Material for this task —
## START

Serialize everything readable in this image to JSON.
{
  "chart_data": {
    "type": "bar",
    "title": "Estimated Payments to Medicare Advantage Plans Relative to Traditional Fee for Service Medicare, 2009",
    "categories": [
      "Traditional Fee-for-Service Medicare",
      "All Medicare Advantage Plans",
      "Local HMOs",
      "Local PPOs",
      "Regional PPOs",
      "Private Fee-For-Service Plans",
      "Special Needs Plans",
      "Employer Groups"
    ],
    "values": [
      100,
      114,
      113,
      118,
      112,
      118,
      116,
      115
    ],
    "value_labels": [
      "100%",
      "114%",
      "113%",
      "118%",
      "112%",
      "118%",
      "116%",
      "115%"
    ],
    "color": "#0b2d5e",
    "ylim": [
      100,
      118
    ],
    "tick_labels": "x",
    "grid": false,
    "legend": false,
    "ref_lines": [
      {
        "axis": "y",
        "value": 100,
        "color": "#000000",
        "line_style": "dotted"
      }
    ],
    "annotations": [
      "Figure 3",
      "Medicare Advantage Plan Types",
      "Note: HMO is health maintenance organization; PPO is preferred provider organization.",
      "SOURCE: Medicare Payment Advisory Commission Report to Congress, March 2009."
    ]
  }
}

## END

Brief —
Give only the number of lines in the material above that hold the word "Advantage".

The completed task —
3